**The task:** Exactly reproduce each entry, leaving out nothing.

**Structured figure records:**
<<<<
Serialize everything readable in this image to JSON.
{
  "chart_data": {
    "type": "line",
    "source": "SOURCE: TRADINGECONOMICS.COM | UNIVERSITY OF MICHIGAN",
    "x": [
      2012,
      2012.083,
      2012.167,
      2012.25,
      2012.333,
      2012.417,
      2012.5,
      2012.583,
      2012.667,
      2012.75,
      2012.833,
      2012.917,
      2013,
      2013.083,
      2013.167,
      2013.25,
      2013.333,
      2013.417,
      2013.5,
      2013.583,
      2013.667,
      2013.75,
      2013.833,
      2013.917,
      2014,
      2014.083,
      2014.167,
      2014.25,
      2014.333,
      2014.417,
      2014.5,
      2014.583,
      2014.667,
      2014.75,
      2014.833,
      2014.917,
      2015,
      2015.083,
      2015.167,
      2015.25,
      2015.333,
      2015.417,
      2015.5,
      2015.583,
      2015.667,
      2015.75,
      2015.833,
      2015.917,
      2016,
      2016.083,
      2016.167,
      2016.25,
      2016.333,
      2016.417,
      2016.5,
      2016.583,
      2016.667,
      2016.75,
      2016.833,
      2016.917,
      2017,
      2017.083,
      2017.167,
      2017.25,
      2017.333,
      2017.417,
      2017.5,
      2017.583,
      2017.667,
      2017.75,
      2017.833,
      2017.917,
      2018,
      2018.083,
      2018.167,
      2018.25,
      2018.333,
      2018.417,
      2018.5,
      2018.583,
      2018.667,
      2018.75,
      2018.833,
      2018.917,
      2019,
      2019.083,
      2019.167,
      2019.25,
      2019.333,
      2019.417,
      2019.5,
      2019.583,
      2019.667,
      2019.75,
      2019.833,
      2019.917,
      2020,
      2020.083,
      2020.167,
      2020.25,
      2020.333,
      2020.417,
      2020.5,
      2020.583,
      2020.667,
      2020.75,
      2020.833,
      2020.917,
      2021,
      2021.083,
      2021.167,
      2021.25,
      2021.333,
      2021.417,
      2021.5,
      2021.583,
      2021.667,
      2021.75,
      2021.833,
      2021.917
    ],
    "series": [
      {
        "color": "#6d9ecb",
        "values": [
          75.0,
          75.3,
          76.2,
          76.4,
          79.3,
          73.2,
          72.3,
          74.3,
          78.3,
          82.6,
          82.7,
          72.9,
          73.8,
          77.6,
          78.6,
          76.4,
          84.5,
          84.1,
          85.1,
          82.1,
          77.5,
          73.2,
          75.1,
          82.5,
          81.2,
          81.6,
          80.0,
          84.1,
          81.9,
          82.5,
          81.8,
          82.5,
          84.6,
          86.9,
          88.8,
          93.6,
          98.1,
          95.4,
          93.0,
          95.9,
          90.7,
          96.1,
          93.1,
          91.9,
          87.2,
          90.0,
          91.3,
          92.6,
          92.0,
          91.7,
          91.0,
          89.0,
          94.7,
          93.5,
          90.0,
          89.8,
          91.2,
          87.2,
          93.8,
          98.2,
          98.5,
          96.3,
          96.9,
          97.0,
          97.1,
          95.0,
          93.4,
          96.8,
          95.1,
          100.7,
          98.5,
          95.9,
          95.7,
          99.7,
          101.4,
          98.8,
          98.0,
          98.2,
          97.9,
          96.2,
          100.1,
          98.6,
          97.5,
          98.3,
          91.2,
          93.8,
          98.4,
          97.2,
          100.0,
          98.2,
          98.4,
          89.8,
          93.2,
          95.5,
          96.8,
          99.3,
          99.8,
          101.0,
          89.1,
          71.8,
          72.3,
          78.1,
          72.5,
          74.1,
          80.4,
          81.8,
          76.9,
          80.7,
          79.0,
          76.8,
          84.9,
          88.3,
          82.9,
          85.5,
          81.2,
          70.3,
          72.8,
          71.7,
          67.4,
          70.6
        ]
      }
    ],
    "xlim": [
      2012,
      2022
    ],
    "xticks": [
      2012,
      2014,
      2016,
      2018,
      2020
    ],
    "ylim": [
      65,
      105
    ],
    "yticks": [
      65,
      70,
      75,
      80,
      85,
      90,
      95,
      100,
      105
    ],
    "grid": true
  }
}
>>>>
**Exercise answer:**
Serialize everything readable in this image to JSON.
{
  "chart_data": {
    "type": "line",
    "source": "SOURCE: TRADINGECONOMICS.COM | UNIVERSITY OF MICHIGAN",
    "x": [
      2012,
      2012.083,
      2012.167,
      2012.25,
      2012.333,
      2012.417,
      2012.5,
      2012.583,
      2012.667,
      2012.75,
      2012.833,
      2012.917,
      2013,
      2013.083,
      2013.167,
      2013.25,
      2013.333,
      2013.417,
      2013.5,
      2013.583,
      2013.667,
      2013.75,
      2013.833,
      2013.917,
      2014,
      2014.083,
      2014.167,
      2014.25,
      2014.333,
      2014.417,
      2014.5,
      2014.583,
      2014.667,
      2014.75,
      2014.833,
      2014.917,
      2015,
      2015.083,
      2015.167,
      2015.25,
      2015.333,
      2015.417,
      2015.5,
      2015.583,
      2015.667,
      2015.75,
      2015.833,
      2015.917,
      2016,
      2016.083,
      2016.167,
      2016.25,
      2016.333,
      2016.417,
      2016.5,
      2016.583,
      2016.667,
      2016.75,
      2016.833,
      2016.917,
      2017,
      2017.083,
      2017.167,
      2017.25,
      2017.333,
      2017.417,
      2017.5,
      2017.583,
      2017.667,
      2017.75,
      2017.833,
      2017.917,
      2018,
      2018.083,
      2018.167,
      2018.25,
      2018.333,
      2018.417,
      2018.5,
      2018.583,
      2018.667,
      2018.75,
      2018.833,
      2018.917,
      2019,
      2019.083,
      2019.167,
      2019.25,
      2019.333,
      2019.417,
      2019.5,
      2019.583,
      2019.667,
      2019.75,
      2019.833,
      2019.917,
      2020,
      2020.083,
      2020.167,
      2020.25,
      2020.333,
      2020.417,
      2020.5,
      2020.583,
      2020.667,
      2020.75,
      2020.833,
      2020.917,
      2021,
      2021.083,
      2021.167,
      2021.25,
      2021.333,
      2021.417,
      2021.5,
      2021.583,
      2021.667,
      2021.75,
      2021.833,
      2021.917
    ],
    "series": [
      {
        "color": "#6d9ecb",
        "values": [
          75.0,
          75.3,
          76.2,
          76.4,
          79.3,
          73.2,
          72.3,
          74.3,
          78.3,
          82.6,
          82.7,
          72.9,
          73.8,
          77.6,
          78.6,
          76.4,
          84.5,
          84.1,
          85.1,
          82.1,
          77.5,
          73.2,
          75.1,
          82.5,
          81.2,
          81.6,
          80.0,
          84.1,
          81.9,
          82.5,
          81.8,
          82.5,
          84.6,
          86.9,
          88.8,
          93.6,
          98.1,
          95.4,
          93.0,
          95.9,
          90.7,
          96.1,
          93.1,
          91.9,
          87.2,
          90.0,
          91.3,
          92.6,
          92.0,
          91.7,
          91.0,
          89.0,
          94.7,
          93.5,
          90.0,
          89.8,
          91.2,
          87.2,
          93.8,
          98.2,
          98.5,
          96.3,
          96.9,
          97.0,
          97.1,
          95.0,
          93.4,
          96.8,
          95.1,
          100.7,
          98.5,
          95.9,
          95.7,
          99.7,
          101.4,
          98.8,
          98.0,
          98.2,
          97.9,
          96.2,
          100.1,
          98.6,
          97.5,
          98.3,
          91.2,
          93.8,
          98.4,
          97.2,
          100.0,
          98.2,
          98.4,
          89.8,
          93.2,
          95.5,
          96.8,
          99.3,
          99.8,
          101.0,
          89.1,
          71.8,
          72.3,
          78.1,
          72.5,
          74.1,
          80.4,
          81.8,
          76.9,
          80.7,
          79.0,
          76.8,
          84.9,
          88.3,
          82.9,
          85.5,
          81.2,
          70.3,
          72.8,
          71.7,
          67.4,
          70.6
        ]
      }
    ],
    "xlim": [
      2012,
      2022
    ],
    "xticks": [
      2012,
      2014,
      2016,
      2018,
      2020
    ],
    "ylim": [
      65,
      105
    ],
    "yticks": [
      65,
      70,
      75,
      80,
      85,
      90,
      95,
      100,
      105
    ],
    "grid": true
  }
}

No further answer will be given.